— START OF AVAILABLE RECORDS —

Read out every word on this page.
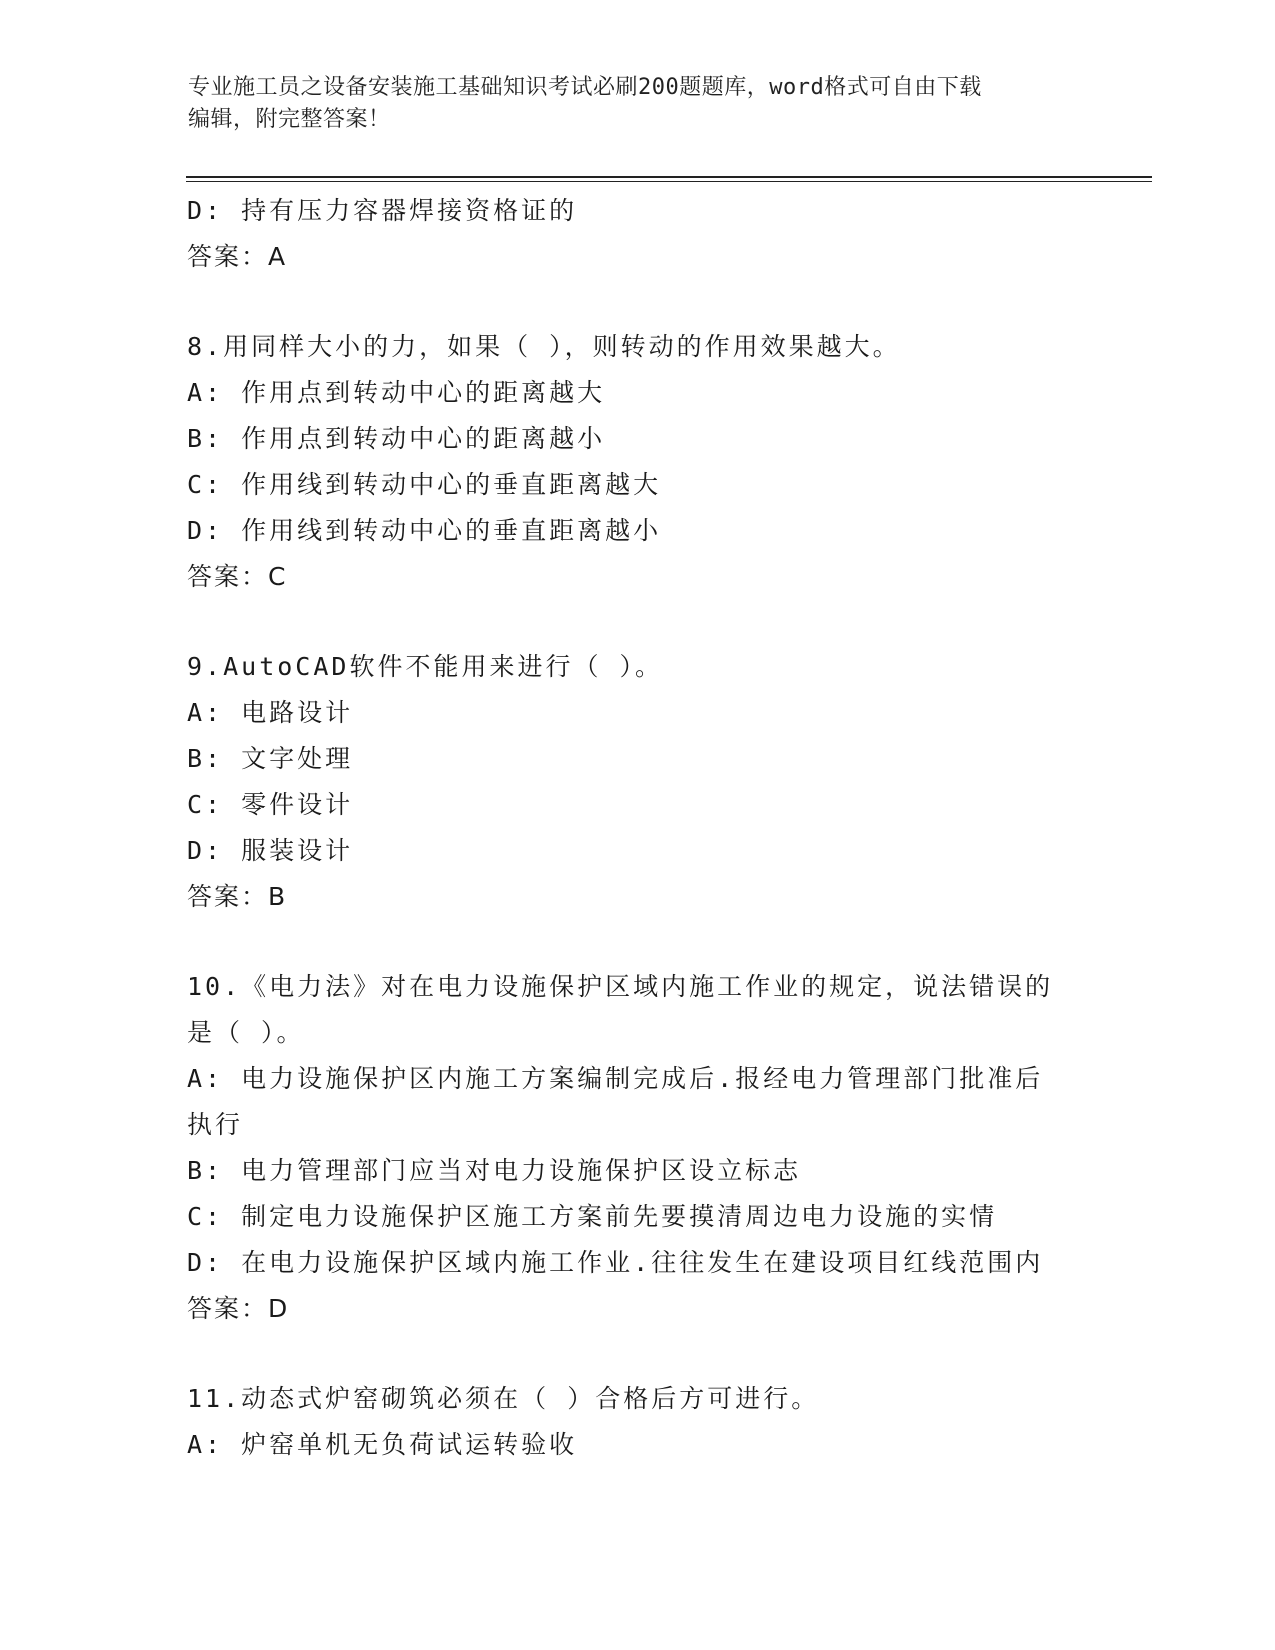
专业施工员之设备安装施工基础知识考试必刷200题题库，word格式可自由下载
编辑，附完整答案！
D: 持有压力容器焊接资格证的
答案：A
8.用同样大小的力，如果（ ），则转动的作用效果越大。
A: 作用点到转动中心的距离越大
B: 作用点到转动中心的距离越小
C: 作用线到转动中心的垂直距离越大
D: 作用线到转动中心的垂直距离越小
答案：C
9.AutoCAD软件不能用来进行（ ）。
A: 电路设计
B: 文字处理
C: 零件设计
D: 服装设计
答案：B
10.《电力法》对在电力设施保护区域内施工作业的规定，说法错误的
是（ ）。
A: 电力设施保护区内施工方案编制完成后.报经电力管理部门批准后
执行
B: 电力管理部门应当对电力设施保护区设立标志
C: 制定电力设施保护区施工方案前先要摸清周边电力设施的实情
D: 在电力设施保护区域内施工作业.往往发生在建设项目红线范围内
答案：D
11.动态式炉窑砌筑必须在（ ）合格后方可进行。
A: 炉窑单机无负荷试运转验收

— END OF AVAILABLE RECORDS —
— START OF AVAILABLE RECORDS —

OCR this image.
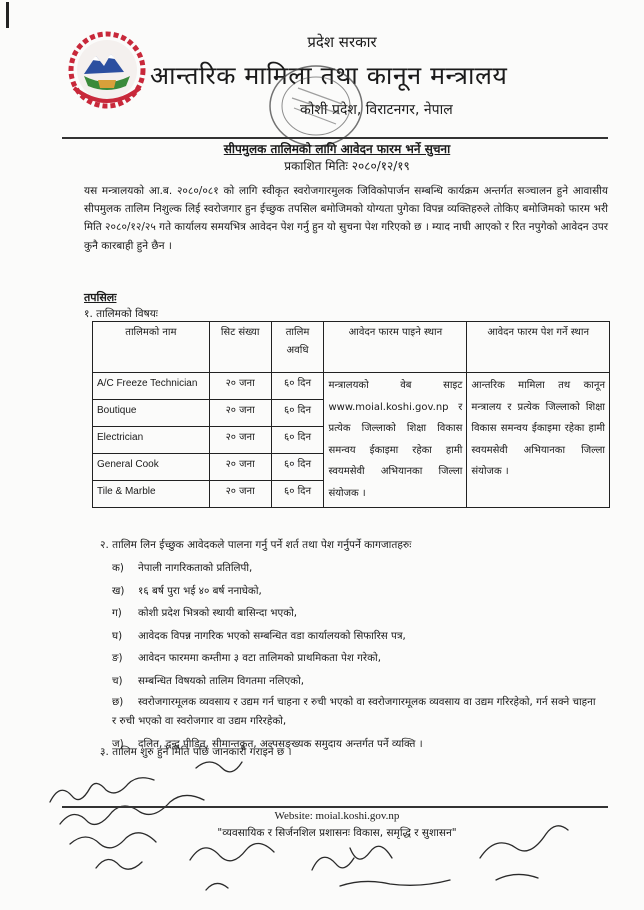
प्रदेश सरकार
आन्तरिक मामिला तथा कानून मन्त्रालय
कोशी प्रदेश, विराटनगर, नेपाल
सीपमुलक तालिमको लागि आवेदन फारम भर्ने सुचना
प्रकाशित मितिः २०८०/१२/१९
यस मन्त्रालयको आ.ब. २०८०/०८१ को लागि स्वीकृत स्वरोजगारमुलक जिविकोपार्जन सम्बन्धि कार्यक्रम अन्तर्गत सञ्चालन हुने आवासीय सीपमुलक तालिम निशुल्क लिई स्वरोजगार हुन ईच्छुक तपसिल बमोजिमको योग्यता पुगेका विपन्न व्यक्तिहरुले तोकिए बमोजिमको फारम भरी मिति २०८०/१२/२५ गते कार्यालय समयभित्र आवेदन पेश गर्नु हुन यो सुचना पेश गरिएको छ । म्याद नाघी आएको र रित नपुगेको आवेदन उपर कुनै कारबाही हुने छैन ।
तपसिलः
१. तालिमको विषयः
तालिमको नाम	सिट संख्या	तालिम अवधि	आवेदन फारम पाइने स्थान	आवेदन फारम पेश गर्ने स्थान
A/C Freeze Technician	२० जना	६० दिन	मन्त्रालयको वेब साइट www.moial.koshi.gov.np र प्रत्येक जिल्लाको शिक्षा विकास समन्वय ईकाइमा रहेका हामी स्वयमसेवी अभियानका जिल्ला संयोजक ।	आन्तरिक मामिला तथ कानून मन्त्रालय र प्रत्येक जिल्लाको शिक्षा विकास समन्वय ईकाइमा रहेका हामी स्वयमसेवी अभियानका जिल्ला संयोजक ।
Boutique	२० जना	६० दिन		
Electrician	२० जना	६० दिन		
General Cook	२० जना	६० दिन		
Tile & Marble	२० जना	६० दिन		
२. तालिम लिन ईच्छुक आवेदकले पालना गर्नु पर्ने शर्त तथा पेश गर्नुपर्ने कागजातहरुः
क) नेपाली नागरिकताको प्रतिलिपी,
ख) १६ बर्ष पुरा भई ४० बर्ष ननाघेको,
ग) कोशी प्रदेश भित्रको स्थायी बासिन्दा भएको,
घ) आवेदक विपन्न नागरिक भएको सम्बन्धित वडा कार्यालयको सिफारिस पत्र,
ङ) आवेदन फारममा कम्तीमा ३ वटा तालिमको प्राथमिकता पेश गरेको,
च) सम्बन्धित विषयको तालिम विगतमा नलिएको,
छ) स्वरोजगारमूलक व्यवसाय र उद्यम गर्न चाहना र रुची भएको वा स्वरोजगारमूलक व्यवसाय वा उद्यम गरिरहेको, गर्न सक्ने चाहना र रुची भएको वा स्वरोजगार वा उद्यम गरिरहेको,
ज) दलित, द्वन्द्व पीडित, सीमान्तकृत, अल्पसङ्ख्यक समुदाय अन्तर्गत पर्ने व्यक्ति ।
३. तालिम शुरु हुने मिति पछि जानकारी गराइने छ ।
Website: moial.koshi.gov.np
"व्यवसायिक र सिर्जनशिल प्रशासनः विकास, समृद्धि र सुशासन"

— END OF AVAILABLE RECORDS —

OBJECTIVE:
From the entries above, return each line with the word "moial" in it.

OUTPUT OF THE EXERCISE:
A/C Freeze Technician	२० जना	६० दिन	मन्त्रालयको वेब साइट www.moial.koshi.gov.np र प्रत्येक जिल्लाको शिक्षा विकास समन्वय ईकाइमा रहेका हामी स्वयमसेवी अभियानका जिल्ला संयोजक ।	आन्तरिक मामिला तथ कानून मन्त्रालय र प्रत्येक जिल्लाको शिक्षा विकास समन्वय ईकाइमा रहेका हामी स्वयमसेवी अभियानका जिल्ला संयोजक ।
Website: moial.koshi.gov.np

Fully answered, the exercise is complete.